GOAL:
Below is a listing to transcribe in full and exactly; keep the pictures out.

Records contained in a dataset
===
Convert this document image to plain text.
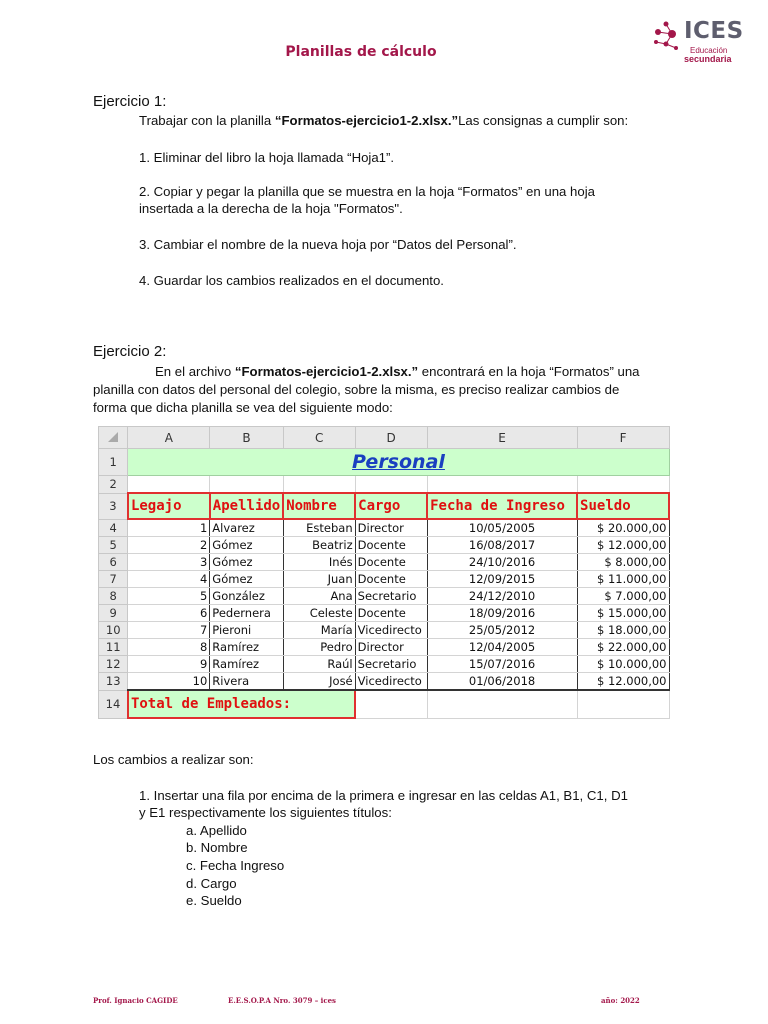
Planillas de cálculo
ICES
Educación
secundaria
Ejercicio 1:
Trabajar con la planilla “Formatos-ejercicio1-2.xlsx.”Las consignas a cumplir son:
1. Eliminar del libro la hoja llamada “Hoja1”.
2. Copiar y pegar la planilla que se muestra en la hoja “Formatos” en una hoja
insertada a la derecha de la hoja "Formatos".
3. Cambiar el nombre de la nueva hoja por “Datos del Personal”.
4. Guardar los cambios realizados en el documento.
Ejercicio 2:
En el archivo “Formatos-ejercicio1-2.xlsx.” encontrará en la hoja “Formatos” una
planilla con datos del personal del colegio, sobre la misma, es preciso realizar cambios de
forma que dicha planilla se vea del siguiente modo:
	A	B	C	D	E	F
1	Personal					
2						
3	Legajo	Apellido	Nombre	Cargo	Fecha de Ingreso	Sueldo
4	1	Alvarez	Esteban	Director	10/05/2005	$ 20.000,00
5	2	Gómez	Beatriz	Docente	16/08/2017	$ 12.000,00
6	3	Gómez	Inés	Docente	24/10/2016	$ 8.000,00
7	4	Gómez	Juan	Docente	12/09/2015	$ 11.000,00
8	5	González	Ana	Secretario	24/12/2010	$ 7.000,00
9	6	Pedernera	Celeste	Docente	18/09/2016	$ 15.000,00
10	7	Pieroni	María	Vicedirecto	25/05/2012	$ 18.000,00
11	8	Ramírez	Pedro	Director	12/04/2005	$ 22.000,00
12	9	Ramírez	Raúl	Secretario	15/07/2016	$ 10.000,00
13	10	Rivera	José	Vicedirecto	01/06/2018	$ 12.000,00
14	Total de Empleados:					
Los cambios a realizar son:
1. Insertar una fila por encima de la primera e ingresar en las celdas A1, B1, C1, D1
y E1 respectivamente los siguientes títulos:
a. Apellido
b. Nombre
c. Fecha Ingreso
d. Cargo
e. Sueldo
Prof. Ignacio CAGIDE	E.E.S.O.P.A Nro. 3079 – ices	año: 2022
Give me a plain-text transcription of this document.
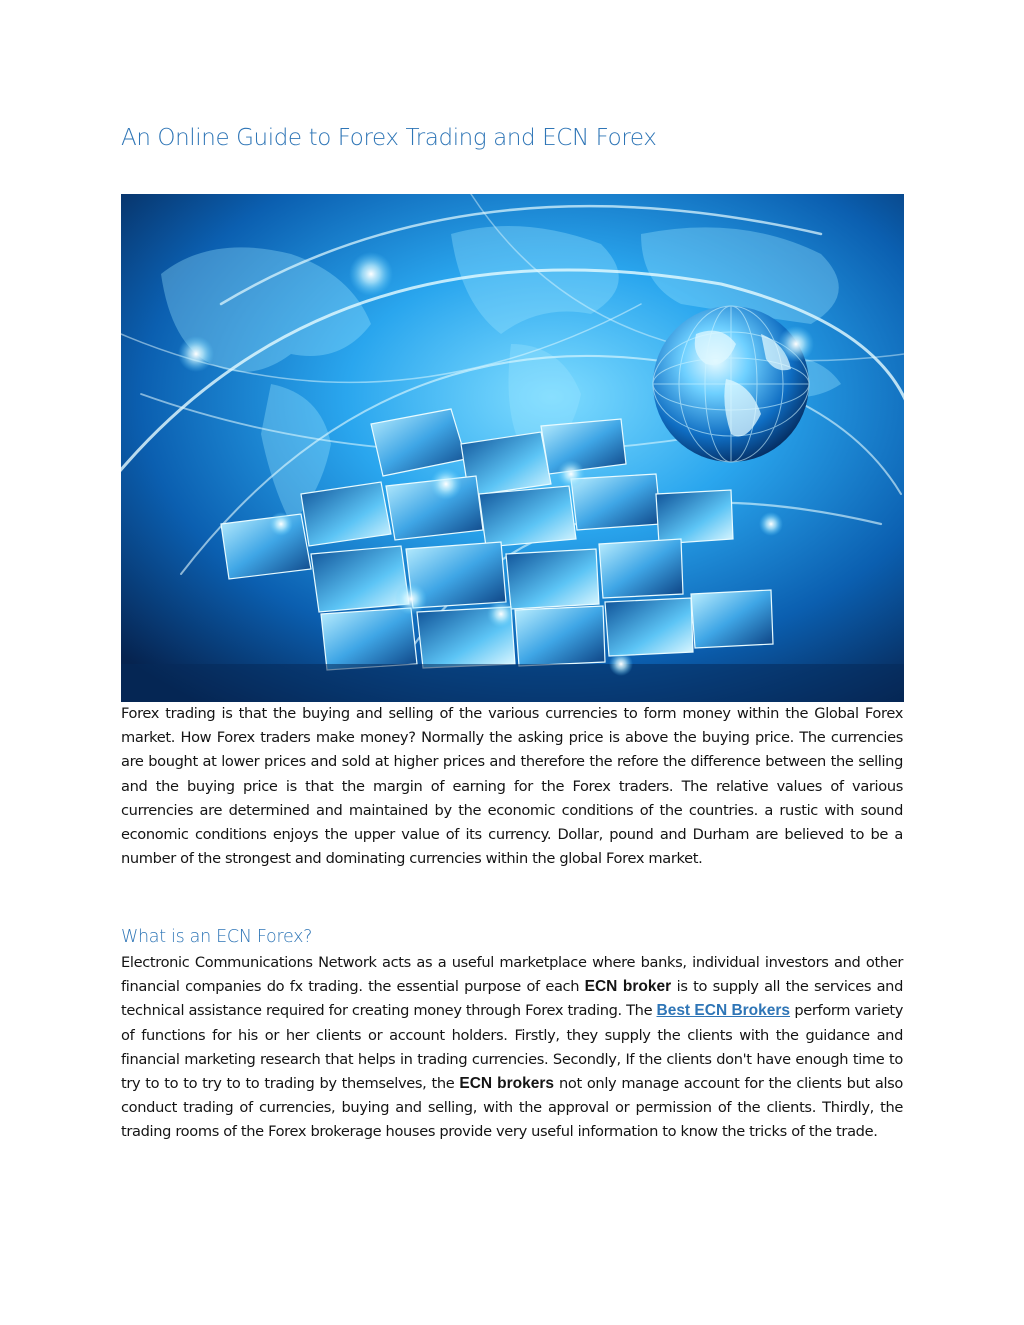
An Online Guide to Forex Trading and ECN Forex

Forex trading is that the buying and selling of the various currencies to form money within the Global Forex market. How Forex traders make money? Normally the asking price is above the buying price. The currencies are bought at lower prices and sold at higher prices and therefore the refore the difference between the selling and the buying price is that the margin of earning for the Forex traders. The relative values of various currencies are determined and maintained by the economic conditions of the countries. a rustic with sound economic conditions enjoys the upper value of its currency. Dollar, pound and Durham are believed to be a number of the strongest and dominating currencies within the global Forex market.

What is an ECN Forex?

Electronic Communications Network acts as a useful marketplace where banks, individual investors and other financial companies do fx trading. the essential purpose of each ECN broker is to supply all the services and technical assistance required for creating money through Forex trading. The Best ECN Brokers perform variety of functions for his or her clients or account holders. Firstly, they supply the clients with the guidance and financial marketing research that helps in trading currencies. Secondly, If the clients don't have enough time to try to to to try to to trading by themselves, the ECN brokers not only manage account for the clients but also conduct trading of currencies, buying and selling, with the approval or permission of the clients. Thirdly, the trading rooms of the Forex brokerage houses provide very useful information to know the tricks of the trade.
===
SOLUTION:
Convert this document image to plain text.
Planillas de cálculo
ICES
Educación
secundaria
Ejercicio 1:
Trabajar con la planilla “Formatos-ejercicio1-2.xlsx.”Las consignas a cumplir son:
1. Eliminar del libro la hoja llamada “Hoja1”.
2. Copiar y pegar la planilla que se muestra en la hoja “Formatos” en una hoja
insertada a la derecha de la hoja "Formatos".
3. Cambiar el nombre de la nueva hoja por “Datos del Personal”.
4. Guardar los cambios realizados en el documento.
Ejercicio 2:
En el archivo “Formatos-ejercicio1-2.xlsx.” encontrará en la hoja “Formatos” una
planilla con datos del personal del colegio, sobre la misma, es preciso realizar cambios de
forma que dicha planilla se vea del siguiente modo:
	A	B	C	D	E	F
1	Personal					
2						
3	Legajo	Apellido	Nombre	Cargo	Fecha de Ingreso	Sueldo
4	1	Alvarez	Esteban	Director	10/05/2005	$ 20.000,00
5	2	Gómez	Beatriz	Docente	16/08/2017	$ 12.000,00
6	3	Gómez	Inés	Docente	24/10/2016	$ 8.000,00
7	4	Gómez	Juan	Docente	12/09/2015	$ 11.000,00
8	5	González	Ana	Secretario	24/12/2010	$ 7.000,00
9	6	Pedernera	Celeste	Docente	18/09/2016	$ 15.000,00
10	7	Pieroni	María	Vicedirecto	25/05/2012	$ 18.000,00
11	8	Ramírez	Pedro	Director	12/04/2005	$ 22.000,00
12	9	Ramírez	Raúl	Secretario	15/07/2016	$ 10.000,00
13	10	Rivera	José	Vicedirecto	01/06/2018	$ 12.000,00
14	Total de Empleados:					
Los cambios a realizar son:
1. Insertar una fila por encima de la primera e ingresar en las celdas A1, B1, C1, D1
y E1 respectivamente los siguientes títulos:
a. Apellido
b. Nombre
c. Fecha Ingreso
d. Cargo
e. Sueldo
Prof. Ignacio CAGIDE	E.E.S.O.P.A Nro. 3079 – ices	año: 2022
Give me a plain-text transcription of this document.
An Online Guide to Forex Trading and ECN Forex

Forex trading is that the buying and selling of the various currencies to form money within the Global Forex market. How Forex traders make money? Normally the asking price is above the buying price. The currencies are bought at lower prices and sold at higher prices and therefore the refore the difference between the selling and the buying price is that the margin of earning for the Forex traders. The relative values of various currencies are determined and maintained by the economic conditions of the countries. a rustic with sound economic conditions enjoys the upper value of its currency. Dollar, pound and Durham are believed to be a number of the strongest and dominating currencies within the global Forex market.

What is an ECN Forex?

Electronic Communications Network acts as a useful marketplace where banks, individual investors and other financial companies do fx trading. the essential purpose of each ECN broker is to supply all the services and technical assistance required for creating money through Forex trading. The Best ECN Brokers perform variety of functions for his or her clients or account holders. Firstly, they supply the clients with the guidance and financial marketing research that helps in trading currencies. Secondly, If the clients don't have enough time to try to to to try to to trading by themselves, the ECN brokers not only manage account for the clients but also conduct trading of currencies, buying and selling, with the approval or permission of the clients. Thirdly, the trading rooms of the Forex brokerage houses provide very useful information to know the tricks of the trade.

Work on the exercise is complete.